▸ Exercise brief
The records below must be duplicated exactly, character for character.

***** Exercise input

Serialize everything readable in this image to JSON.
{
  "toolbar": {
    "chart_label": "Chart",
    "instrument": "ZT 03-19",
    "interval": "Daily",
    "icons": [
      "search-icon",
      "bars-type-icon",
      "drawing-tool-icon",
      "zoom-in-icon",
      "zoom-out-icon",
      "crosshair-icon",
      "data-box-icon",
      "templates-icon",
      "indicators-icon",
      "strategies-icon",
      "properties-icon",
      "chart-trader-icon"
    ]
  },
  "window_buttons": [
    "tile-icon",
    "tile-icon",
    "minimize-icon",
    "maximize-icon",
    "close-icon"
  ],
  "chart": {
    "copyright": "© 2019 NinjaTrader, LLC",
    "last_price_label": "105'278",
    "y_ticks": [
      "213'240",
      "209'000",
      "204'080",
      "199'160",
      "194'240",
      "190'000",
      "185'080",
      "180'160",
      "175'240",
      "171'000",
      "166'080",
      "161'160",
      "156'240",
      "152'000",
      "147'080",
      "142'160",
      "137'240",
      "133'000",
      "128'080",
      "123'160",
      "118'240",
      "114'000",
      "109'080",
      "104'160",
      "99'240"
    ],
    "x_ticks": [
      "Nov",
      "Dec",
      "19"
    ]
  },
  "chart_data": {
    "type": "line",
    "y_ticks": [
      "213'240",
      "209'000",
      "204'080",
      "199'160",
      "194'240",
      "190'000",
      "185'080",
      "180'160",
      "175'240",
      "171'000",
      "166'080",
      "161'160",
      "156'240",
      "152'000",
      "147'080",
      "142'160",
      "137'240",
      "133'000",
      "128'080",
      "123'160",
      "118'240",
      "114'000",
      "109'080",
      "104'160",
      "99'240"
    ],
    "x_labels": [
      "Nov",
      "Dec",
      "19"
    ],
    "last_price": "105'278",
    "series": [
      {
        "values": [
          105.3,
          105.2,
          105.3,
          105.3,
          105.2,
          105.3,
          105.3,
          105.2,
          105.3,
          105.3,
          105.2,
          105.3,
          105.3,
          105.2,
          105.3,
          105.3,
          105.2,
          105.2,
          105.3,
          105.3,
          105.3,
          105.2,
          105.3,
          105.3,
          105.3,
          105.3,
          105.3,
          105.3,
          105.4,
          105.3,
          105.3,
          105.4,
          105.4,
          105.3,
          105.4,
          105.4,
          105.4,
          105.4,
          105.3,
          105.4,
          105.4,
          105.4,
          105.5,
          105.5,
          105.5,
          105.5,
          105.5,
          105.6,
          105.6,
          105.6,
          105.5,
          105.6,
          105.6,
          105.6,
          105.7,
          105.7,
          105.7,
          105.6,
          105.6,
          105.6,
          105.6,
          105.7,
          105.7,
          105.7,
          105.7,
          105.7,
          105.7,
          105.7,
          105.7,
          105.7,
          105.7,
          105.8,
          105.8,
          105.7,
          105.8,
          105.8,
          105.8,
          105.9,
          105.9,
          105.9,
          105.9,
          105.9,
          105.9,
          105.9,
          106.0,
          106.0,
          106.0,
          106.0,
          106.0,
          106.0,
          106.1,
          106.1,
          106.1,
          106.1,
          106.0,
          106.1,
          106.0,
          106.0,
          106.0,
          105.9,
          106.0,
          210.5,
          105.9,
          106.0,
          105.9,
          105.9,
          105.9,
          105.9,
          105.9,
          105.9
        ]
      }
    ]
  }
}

**********

▸ Correct result
Serialize everything readable in this image to JSON.
{
  "toolbar": {
    "chart_label": "Chart",
    "instrument": "ZT 03-19",
    "interval": "Daily",
    "icons": [
      "search-icon",
      "bars-type-icon",
      "drawing-tool-icon",
      "zoom-in-icon",
      "zoom-out-icon",
      "crosshair-icon",
      "data-box-icon",
      "templates-icon",
      "indicators-icon",
      "strategies-icon",
      "properties-icon",
      "chart-trader-icon"
    ]
  },
  "window_buttons": [
    "tile-icon",
    "tile-icon",
    "minimize-icon",
    "maximize-icon",
    "close-icon"
  ],
  "chart": {
    "copyright": "© 2019 NinjaTrader, LLC",
    "last_price_label": "105'278",
    "y_ticks": [
      "213'240",
      "209'000",
      "204'080",
      "199'160",
      "194'240",
      "190'000",
      "185'080",
      "180'160",
      "175'240",
      "171'000",
      "166'080",
      "161'160",
      "156'240",
      "152'000",
      "147'080",
      "142'160",
      "137'240",
      "133'000",
      "128'080",
      "123'160",
      "118'240",
      "114'000",
      "109'080",
      "104'160",
      "99'240"
    ],
    "x_ticks": [
      "Nov",
      "Dec",
      "19"
    ]
  },
  "chart_data": {
    "type": "line",
    "y_ticks": [
      "213'240",
      "209'000",
      "204'080",
      "199'160",
      "194'240",
      "190'000",
      "185'080",
      "180'160",
      "175'240",
      "171'000",
      "166'080",
      "161'160",
      "156'240",
      "152'000",
      "147'080",
      "142'160",
      "137'240",
      "133'000",
      "128'080",
      "123'160",
      "118'240",
      "114'000",
      "109'080",
      "104'160",
      "99'240"
    ],
    "x_labels": [
      "Nov",
      "Dec",
      "19"
    ],
    "last_price": "105'278",
    "series": [
      {
        "values": [
          105.3,
          105.2,
          105.3,
          105.3,
          105.2,
          105.3,
          105.3,
          105.2,
          105.3,
          105.3,
          105.2,
          105.3,
          105.3,
          105.2,
          105.3,
          105.3,
          105.2,
          105.2,
          105.3,
          105.3,
          105.3,
          105.2,
          105.3,
          105.3,
          105.3,
          105.3,
          105.3,
          105.3,
          105.4,
          105.3,
          105.3,
          105.4,
          105.4,
          105.3,
          105.4,
          105.4,
          105.4,
          105.4,
          105.3,
          105.4,
          105.4,
          105.4,
          105.5,
          105.5,
          105.5,
          105.5,
          105.5,
          105.6,
          105.6,
          105.6,
          105.5,
          105.6,
          105.6,
          105.6,
          105.7,
          105.7,
          105.7,
          105.6,
          105.6,
          105.6,
          105.6,
          105.7,
          105.7,
          105.7,
          105.7,
          105.7,
          105.7,
          105.7,
          105.7,
          105.7,
          105.7,
          105.8,
          105.8,
          105.7,
          105.8,
          105.8,
          105.8,
          105.9,
          105.9,
          105.9,
          105.9,
          105.9,
          105.9,
          105.9,
          106.0,
          106.0,
          106.0,
          106.0,
          106.0,
          106.0,
          106.1,
          106.1,
          106.1,
          106.1,
          106.0,
          106.1,
          106.0,
          106.0,
          106.0,
          105.9,
          106.0,
          210.5,
          105.9,
          106.0,
          105.9,
          105.9,
          105.9,
          105.9,
          105.9,
          105.9
        ]
      }
    ]
  }
}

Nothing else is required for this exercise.